**Written problem**.
Give back the entire listing verbatim.

**Provided data**.

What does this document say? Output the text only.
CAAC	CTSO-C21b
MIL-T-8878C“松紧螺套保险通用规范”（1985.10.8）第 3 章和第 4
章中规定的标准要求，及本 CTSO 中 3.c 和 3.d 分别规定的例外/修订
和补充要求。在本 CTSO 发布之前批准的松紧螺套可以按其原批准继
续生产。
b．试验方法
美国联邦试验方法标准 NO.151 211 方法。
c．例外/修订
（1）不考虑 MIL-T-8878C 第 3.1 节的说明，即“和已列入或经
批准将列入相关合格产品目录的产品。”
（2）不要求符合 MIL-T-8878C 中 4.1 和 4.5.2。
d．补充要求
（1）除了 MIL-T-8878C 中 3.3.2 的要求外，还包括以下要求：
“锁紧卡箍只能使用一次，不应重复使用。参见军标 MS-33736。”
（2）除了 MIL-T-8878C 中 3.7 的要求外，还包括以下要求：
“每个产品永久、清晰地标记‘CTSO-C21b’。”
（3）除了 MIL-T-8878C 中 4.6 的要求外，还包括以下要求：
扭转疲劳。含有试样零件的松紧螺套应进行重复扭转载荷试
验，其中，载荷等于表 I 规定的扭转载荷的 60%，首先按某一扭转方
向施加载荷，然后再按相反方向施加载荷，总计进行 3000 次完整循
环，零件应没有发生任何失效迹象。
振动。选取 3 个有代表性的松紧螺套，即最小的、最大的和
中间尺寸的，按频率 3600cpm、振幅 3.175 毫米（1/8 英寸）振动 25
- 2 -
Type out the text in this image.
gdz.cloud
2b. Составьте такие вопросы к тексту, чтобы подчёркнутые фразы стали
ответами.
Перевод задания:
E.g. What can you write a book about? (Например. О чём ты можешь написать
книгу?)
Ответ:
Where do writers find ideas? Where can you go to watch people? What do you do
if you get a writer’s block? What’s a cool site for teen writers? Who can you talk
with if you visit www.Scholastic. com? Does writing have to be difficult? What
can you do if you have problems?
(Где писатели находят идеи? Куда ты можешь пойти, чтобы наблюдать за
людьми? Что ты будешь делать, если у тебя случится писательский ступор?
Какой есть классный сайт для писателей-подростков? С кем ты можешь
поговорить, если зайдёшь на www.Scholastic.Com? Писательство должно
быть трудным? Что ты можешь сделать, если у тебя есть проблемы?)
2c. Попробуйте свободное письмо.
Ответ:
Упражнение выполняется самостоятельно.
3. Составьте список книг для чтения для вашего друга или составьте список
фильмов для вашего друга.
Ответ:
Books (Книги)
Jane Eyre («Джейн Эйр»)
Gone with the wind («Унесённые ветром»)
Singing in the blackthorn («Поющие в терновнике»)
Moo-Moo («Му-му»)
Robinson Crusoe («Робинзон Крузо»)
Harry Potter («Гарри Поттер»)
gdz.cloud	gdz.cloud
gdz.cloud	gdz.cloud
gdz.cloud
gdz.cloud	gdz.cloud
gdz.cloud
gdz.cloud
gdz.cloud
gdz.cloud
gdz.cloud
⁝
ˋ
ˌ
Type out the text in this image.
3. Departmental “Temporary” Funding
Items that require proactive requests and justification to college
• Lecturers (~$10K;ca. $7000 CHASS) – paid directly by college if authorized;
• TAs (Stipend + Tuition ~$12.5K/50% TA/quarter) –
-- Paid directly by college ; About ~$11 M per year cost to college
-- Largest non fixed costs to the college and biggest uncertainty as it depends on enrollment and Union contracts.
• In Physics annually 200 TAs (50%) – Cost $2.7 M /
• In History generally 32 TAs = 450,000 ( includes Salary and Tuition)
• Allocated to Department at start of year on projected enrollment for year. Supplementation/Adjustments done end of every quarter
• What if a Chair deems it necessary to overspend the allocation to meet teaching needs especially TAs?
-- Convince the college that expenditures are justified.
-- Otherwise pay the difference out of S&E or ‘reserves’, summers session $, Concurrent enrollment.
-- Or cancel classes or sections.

**Reply**.
What does this document say? Output the text only.
CAAC	CTSO-C21b
MIL-T-8878C“松紧螺套保险通用规范”（1985.10.8）第 3 章和第 4
章中规定的标准要求，及本 CTSO 中 3.c 和 3.d 分别规定的例外/修订
和补充要求。在本 CTSO 发布之前批准的松紧螺套可以按其原批准继
续生产。
b．试验方法
美国联邦试验方法标准 NO.151 211 方法。
c．例外/修订
（1）不考虑 MIL-T-8878C 第 3.1 节的说明，即“和已列入或经
批准将列入相关合格产品目录的产品。”
（2）不要求符合 MIL-T-8878C 中 4.1 和 4.5.2。
d．补充要求
（1）除了 MIL-T-8878C 中 3.3.2 的要求外，还包括以下要求：
“锁紧卡箍只能使用一次，不应重复使用。参见军标 MS-33736。”
（2）除了 MIL-T-8878C 中 3.7 的要求外，还包括以下要求：
“每个产品永久、清晰地标记‘CTSO-C21b’。”
（3）除了 MIL-T-8878C 中 4.6 的要求外，还包括以下要求：
扭转疲劳。含有试样零件的松紧螺套应进行重复扭转载荷试
验，其中，载荷等于表 I 规定的扭转载荷的 60%，首先按某一扭转方
向施加载荷，然后再按相反方向施加载荷，总计进行 3000 次完整循
环，零件应没有发生任何失效迹象。
振动。选取 3 个有代表性的松紧螺套，即最小的、最大的和
中间尺寸的，按频率 3600cpm、振幅 3.175 毫米（1/8 英寸）振动 25
- 2 -
Type out the text in this image.
gdz.cloud
2b. Составьте такие вопросы к тексту, чтобы подчёркнутые фразы стали
ответами.
Перевод задания:
E.g. What can you write a book about? (Например. О чём ты можешь написать
книгу?)
Ответ:
Where do writers find ideas? Where can you go to watch people? What do you do
if you get a writer’s block? What’s a cool site for teen writers? Who can you talk
with if you visit www.Scholastic. com? Does writing have to be difficult? What
can you do if you have problems?
(Где писатели находят идеи? Куда ты можешь пойти, чтобы наблюдать за
людьми? Что ты будешь делать, если у тебя случится писательский ступор?
Какой есть классный сайт для писателей-подростков? С кем ты можешь
поговорить, если зайдёшь на www.Scholastic.Com? Писательство должно
быть трудным? Что ты можешь сделать, если у тебя есть проблемы?)
2c. Попробуйте свободное письмо.
Ответ:
Упражнение выполняется самостоятельно.
3. Составьте список книг для чтения для вашего друга или составьте список
фильмов для вашего друга.
Ответ:
Books (Книги)
Jane Eyre («Джейн Эйр»)
Gone with the wind («Унесённые ветром»)
Singing in the blackthorn («Поющие в терновнике»)
Moo-Moo («Му-му»)
Robinson Crusoe («Робинзон Крузо»)
Harry Potter («Гарри Поттер»)
gdz.cloud	gdz.cloud
gdz.cloud	gdz.cloud
gdz.cloud
gdz.cloud	gdz.cloud
gdz.cloud
gdz.cloud
gdz.cloud
gdz.cloud
gdz.cloud
⁝
ˋ
ˌ
Type out the text in this image.
3. Departmental “Temporary” Funding
Items that require proactive requests and justification to college
• Lecturers (~$10K;ca. $7000 CHASS) – paid directly by college if authorized;
• TAs (Stipend + Tuition ~$12.5K/50% TA/quarter) –
-- Paid directly by college ; About ~$11 M per year cost to college
-- Largest non fixed costs to the college and biggest uncertainty as it depends on enrollment and Union contracts.
• In Physics annually 200 TAs (50%) – Cost $2.7 M /
• In History generally 32 TAs = 450,000 ( includes Salary and Tuition)
• Allocated to Department at start of year on projected enrollment for year. Supplementation/Adjustments done end of every quarter
• What if a Chair deems it necessary to overspend the allocation to meet teaching needs especially TAs?
-- Convince the college that expenditures are justified.
-- Otherwise pay the difference out of S&E or ‘reserves’, summers session $, Concurrent enrollment.
-- Or cancel classes or sections.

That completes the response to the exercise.